__Your instructions__
What lines of the data include the string "content"? Copy them all.

__Material to process__
------------

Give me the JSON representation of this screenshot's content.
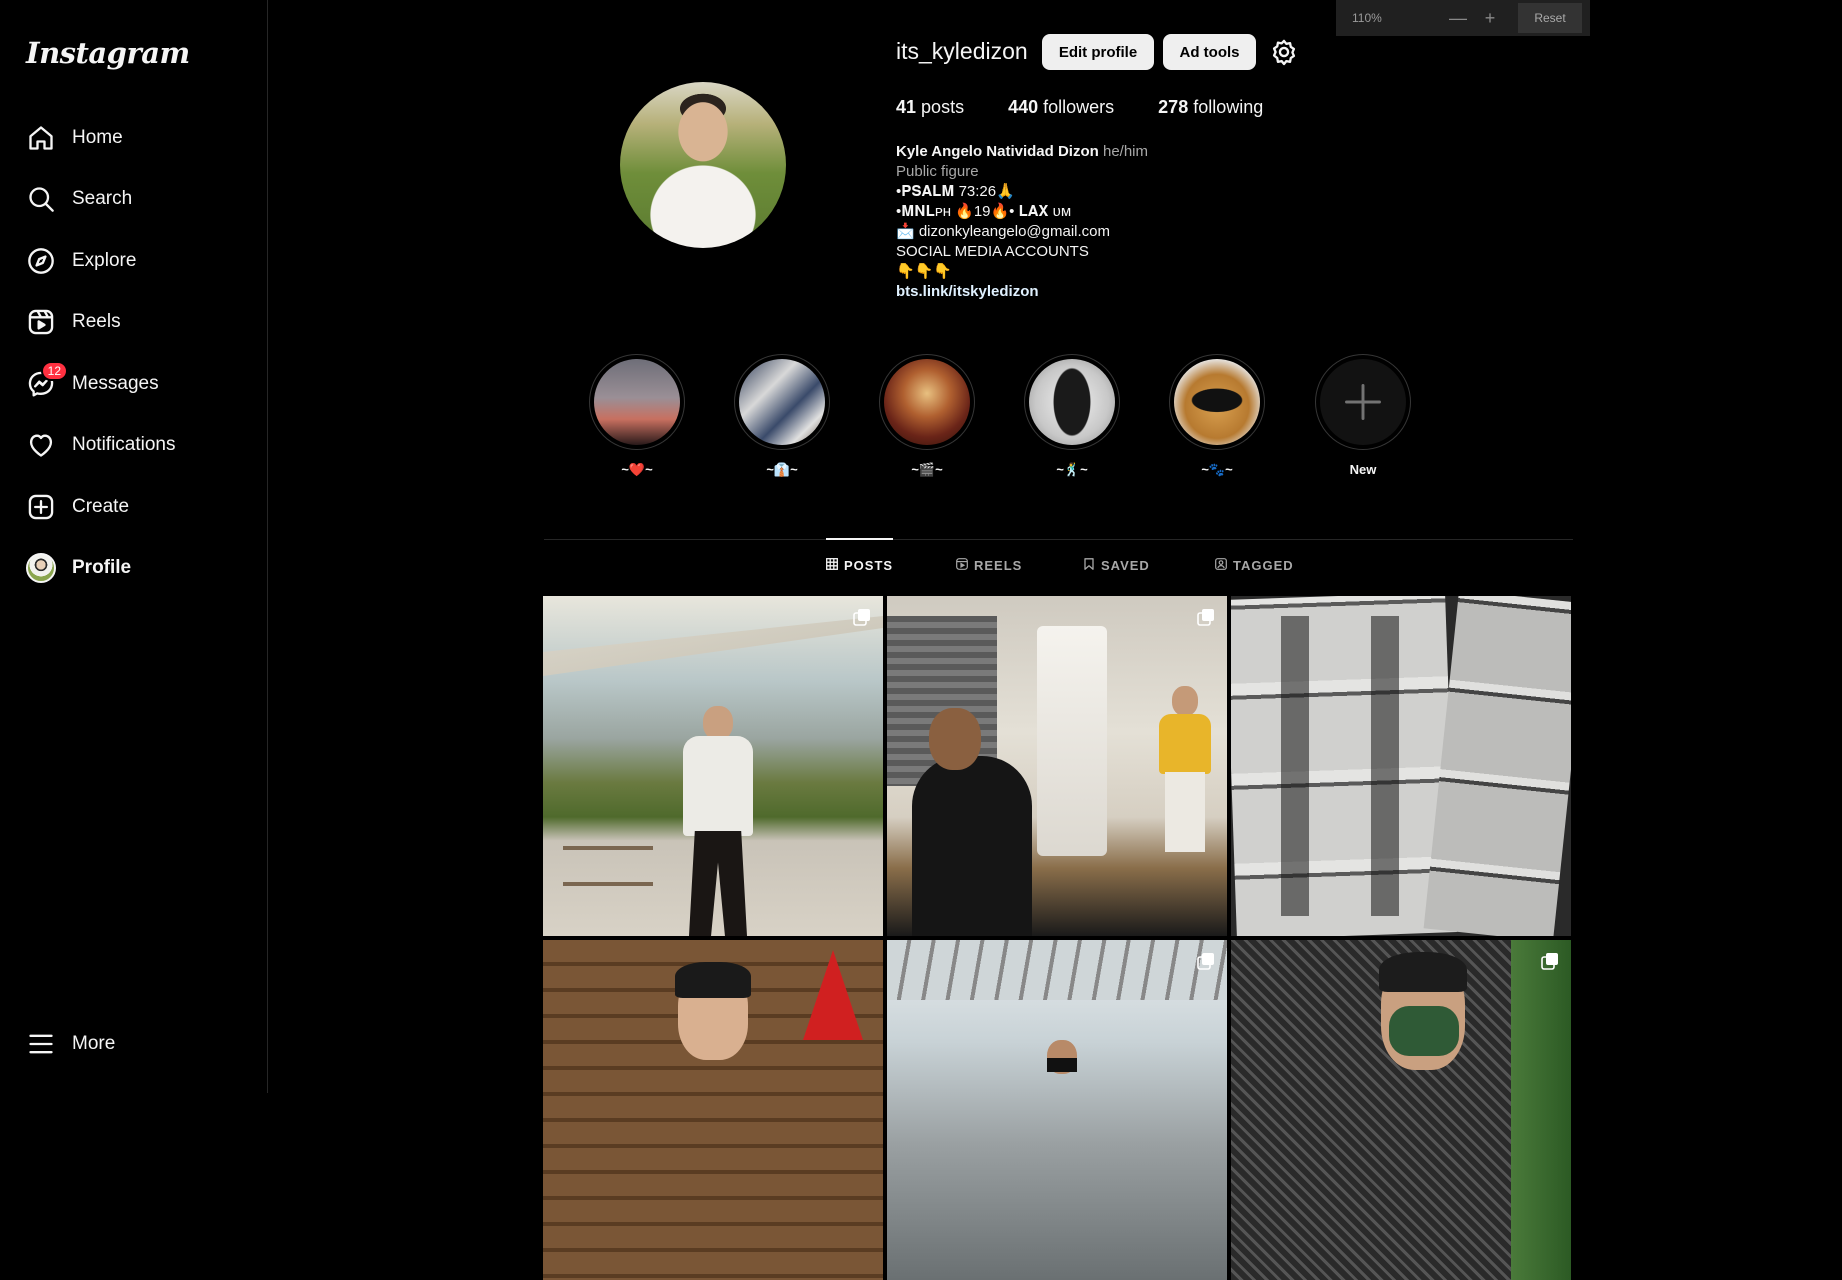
{
  "sidebar": {
    "logo": "Instagram",
    "items": [
      {
        "label": "Home",
        "icon": "home-icon"
      },
      {
        "label": "Search",
        "icon": "search-icon"
      },
      {
        "label": "Explore",
        "icon": "compass-icon"
      },
      {
        "label": "Reels",
        "icon": "reels-icon"
      },
      {
        "label": "Messages",
        "icon": "messenger-icon",
        "badge": "12"
      },
      {
        "label": "Notifications",
        "icon": "heart-icon"
      },
      {
        "label": "Create",
        "icon": "plus-square-icon"
      },
      {
        "label": "Profile",
        "icon": "avatar"
      }
    ],
    "more_label": "More"
  },
  "zoom": {
    "value": "110%",
    "minus": "—",
    "plus": "+",
    "reset": "Reset"
  },
  "profile": {
    "username": "its_kyledizon",
    "edit_label": "Edit profile",
    "adtools_label": "Ad tools",
    "stats": {
      "posts_count": "41",
      "posts_label": "posts",
      "followers_count": "440",
      "followers_label": "followers",
      "following_count": "278",
      "following_label": "following"
    },
    "bio": {
      "name": "Kyle Angelo Natividad Dizon",
      "pronouns": "he/him",
      "category": "Public figure",
      "lines": [
        "•𝐏𝐒𝐀𝐋𝐌 73:26🙏",
        "•𝐌𝐍𝐋ᴘʜ 🔥19🔥• 𝐋𝐀𝐗 ᴜᴍ",
        "📩 dizonkyleangelo@gmail.com",
        "SOCIAL MEDIA ACCOUNTS",
        "👇👇👇"
      ],
      "link": "bts.link/itskyledizon"
    }
  },
  "highlights": [
    {
      "label": "~❤️~"
    },
    {
      "label": "~👔~"
    },
    {
      "label": "~🎬~"
    },
    {
      "label": "~🕺~"
    },
    {
      "label": "~🐾~"
    },
    {
      "label": "New"
    }
  ],
  "tabs": [
    {
      "label": "POSTS",
      "icon": "grid-icon",
      "active": true
    },
    {
      "label": "REELS",
      "icon": "reels-icon",
      "active": false
    },
    {
      "label": "SAVED",
      "icon": "bookmark-icon",
      "active": false
    },
    {
      "label": "TAGGED",
      "icon": "tag-icon",
      "active": false
    }
  ],
  "colors": {
    "background": "#000000",
    "text": "#f5f5f5",
    "muted": "#a8a8a8",
    "badge": "#ff3040",
    "link": "#e0f1ff"
  }
}
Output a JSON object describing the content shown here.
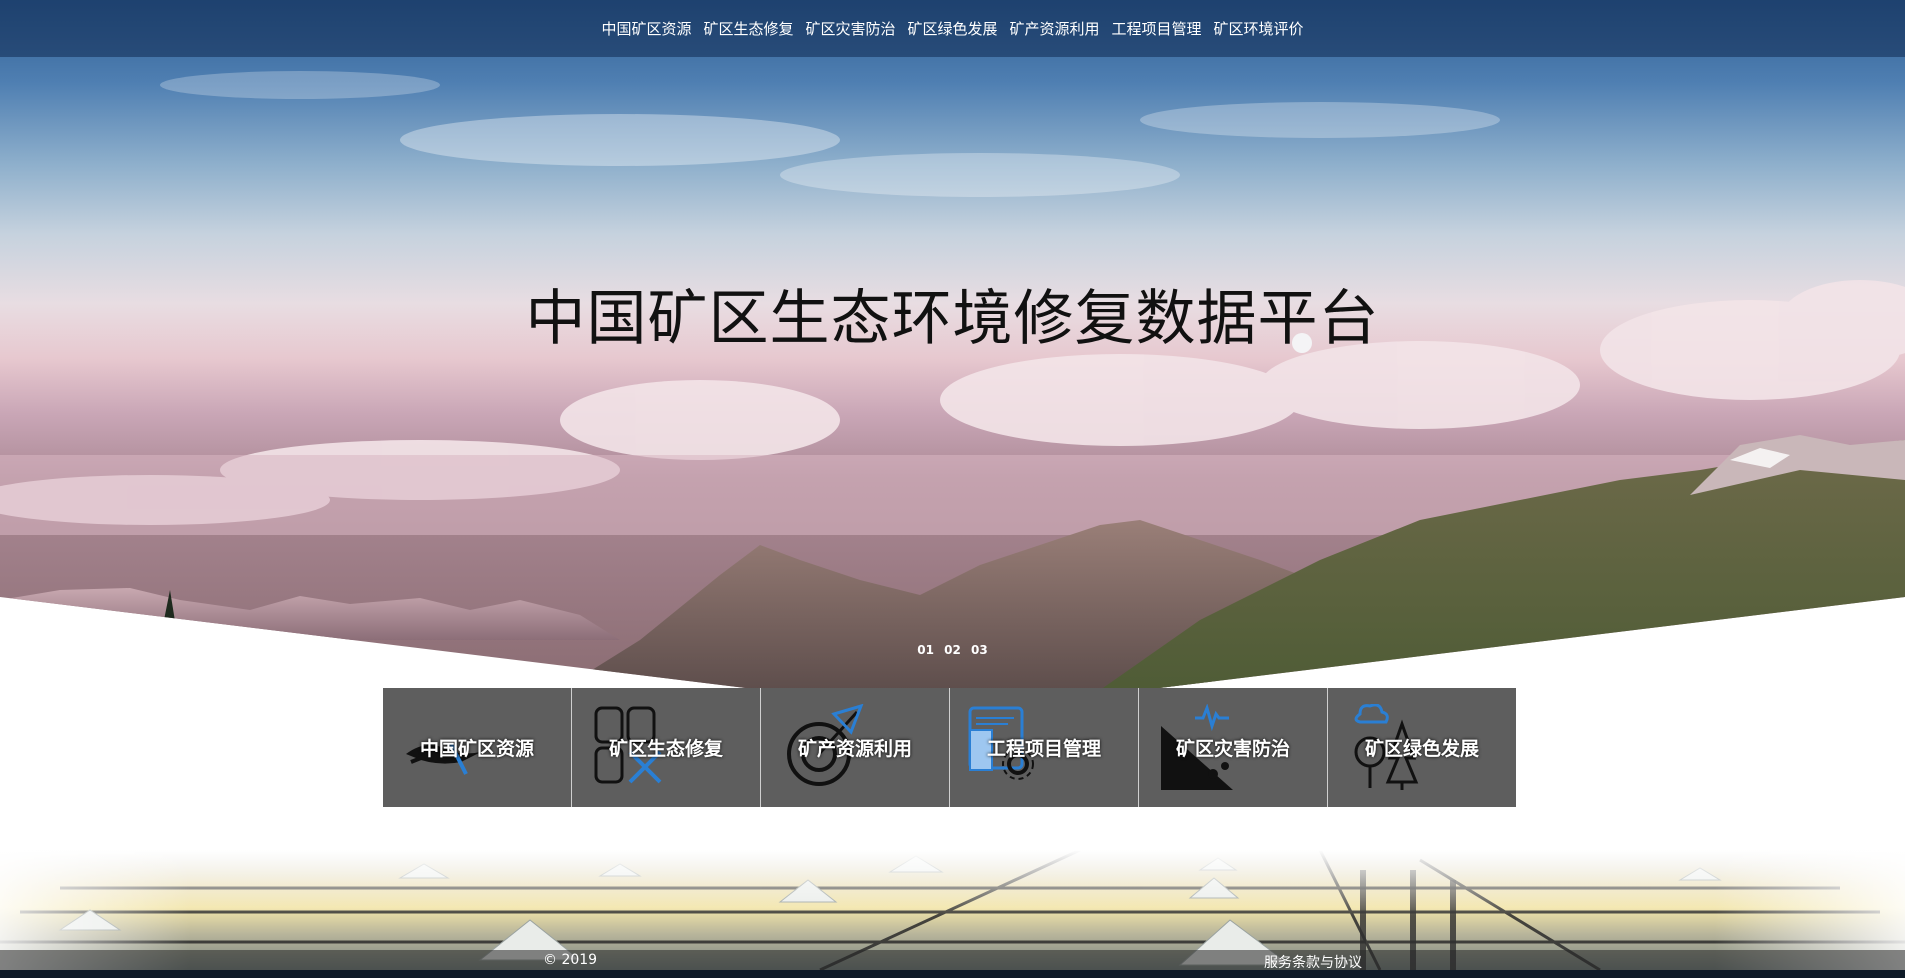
{
  "nav": {
    "items": [
      "中国矿区资源",
      "矿区生态修复",
      "矿区灾害防治",
      "矿区绿色发展",
      "矿产资源利用",
      "工程项目管理",
      "矿区环境评价"
    ]
  },
  "hero": {
    "title": "中国矿区生态环境修复数据平台",
    "slides": [
      "01",
      "02",
      "03"
    ]
  },
  "cards": [
    {
      "label": "中国矿区资源",
      "icon": "mine-pickaxe-icon"
    },
    {
      "label": "矿区生态修复",
      "icon": "ecology-repair-icon"
    },
    {
      "label": "矿产资源利用",
      "icon": "resource-target-icon"
    },
    {
      "label": "工程项目管理",
      "icon": "project-gear-icon"
    },
    {
      "label": "矿区灾害防治",
      "icon": "disaster-slope-icon"
    },
    {
      "label": "矿区绿色发展",
      "icon": "green-trees-icon"
    }
  ],
  "footer": {
    "copyright": "© 2019",
    "terms": "服务条款与协议"
  },
  "colors": {
    "nav_bg": "#102a52",
    "card_bg": "#5e5e5e",
    "icon_accent": "#2a7fd4",
    "bottom_bar": "#0e1a27"
  }
}
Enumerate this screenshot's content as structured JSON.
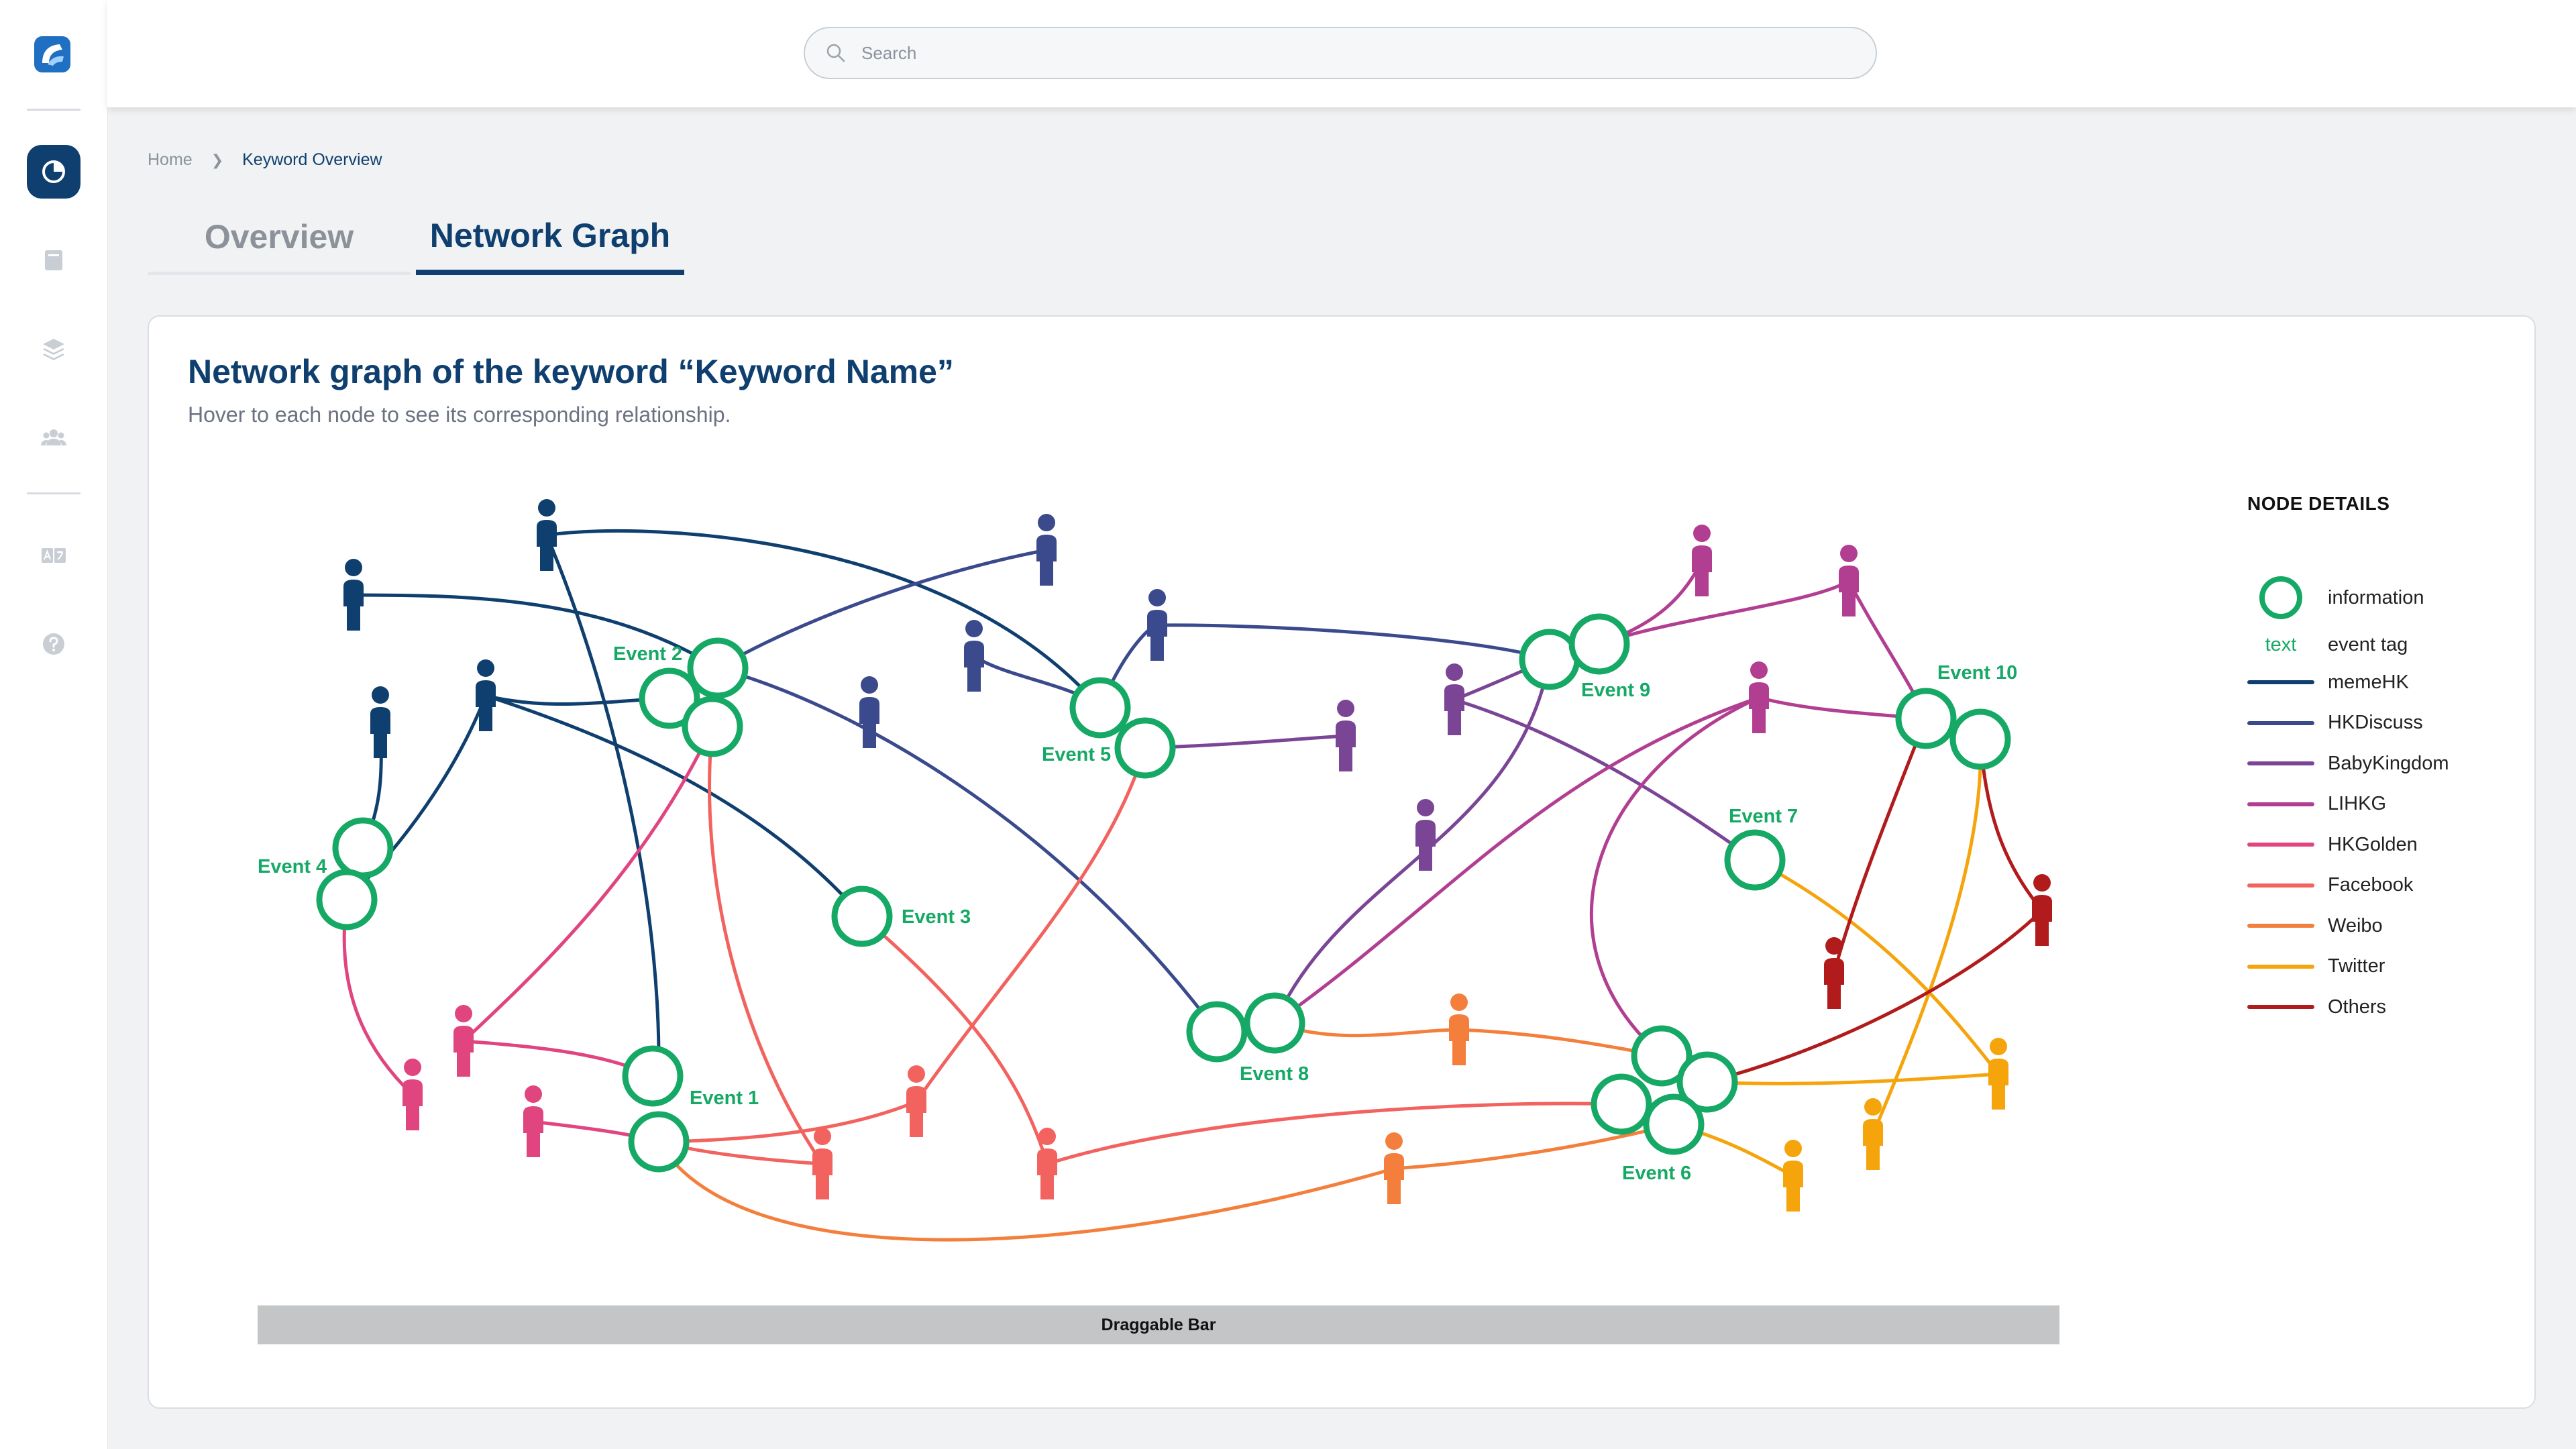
{
  "search": {
    "placeholder": "Search"
  },
  "breadcrumb": {
    "home": "Home",
    "current": "Keyword Overview"
  },
  "tabs": [
    {
      "label": "Overview",
      "active": false
    },
    {
      "label": "Network Graph",
      "active": true
    }
  ],
  "card": {
    "title": "Network graph of the keyword “Keyword Name”",
    "subtitle": "Hover to each node to see its corresponding relationship."
  },
  "sidebar": {
    "items": [
      {
        "icon": "pie-chart-icon",
        "active": true
      },
      {
        "icon": "book-icon",
        "active": false
      },
      {
        "icon": "layers-icon",
        "active": false
      },
      {
        "icon": "users-icon",
        "active": false
      },
      {
        "icon": "translate-icon",
        "active": false
      },
      {
        "icon": "help-icon",
        "active": false
      }
    ]
  },
  "draggable_bar": {
    "label": "Draggable Bar"
  },
  "legend": {
    "title": "NODE DETAILS",
    "info_label": "information",
    "event_mark": "text",
    "event_label": "event tag",
    "series": [
      {
        "name": "memeHK",
        "color": "#0f3f6e"
      },
      {
        "name": "HKDiscuss",
        "color": "#3a4a8c"
      },
      {
        "name": "BabyKingdom",
        "color": "#7b4596"
      },
      {
        "name": "LIHKG",
        "color": "#b23e92"
      },
      {
        "name": "HKGolden",
        "color": "#e0457f"
      },
      {
        "name": "Facebook",
        "color": "#f2625e"
      },
      {
        "name": "Weibo",
        "color": "#f47f3c"
      },
      {
        "name": "Twitter",
        "color": "#f5a40c"
      },
      {
        "name": "Others",
        "color": "#b11b1b"
      }
    ]
  },
  "graph": {
    "event_color": "#16a865",
    "events": [
      {
        "label": "Event 1"
      },
      {
        "label": "Event 2"
      },
      {
        "label": "Event 3"
      },
      {
        "label": "Event 4"
      },
      {
        "label": "Event 5"
      },
      {
        "label": "Event 6"
      },
      {
        "label": "Event 7"
      },
      {
        "label": "Event 8"
      },
      {
        "label": "Event 9"
      },
      {
        "label": "Event 10"
      }
    ]
  }
}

------------

__Solution below__
Give me the JSON representation of this screenshot's content.
Output a JSON object describing the content shown here.
Enumerate this screenshot's content as structured JSON.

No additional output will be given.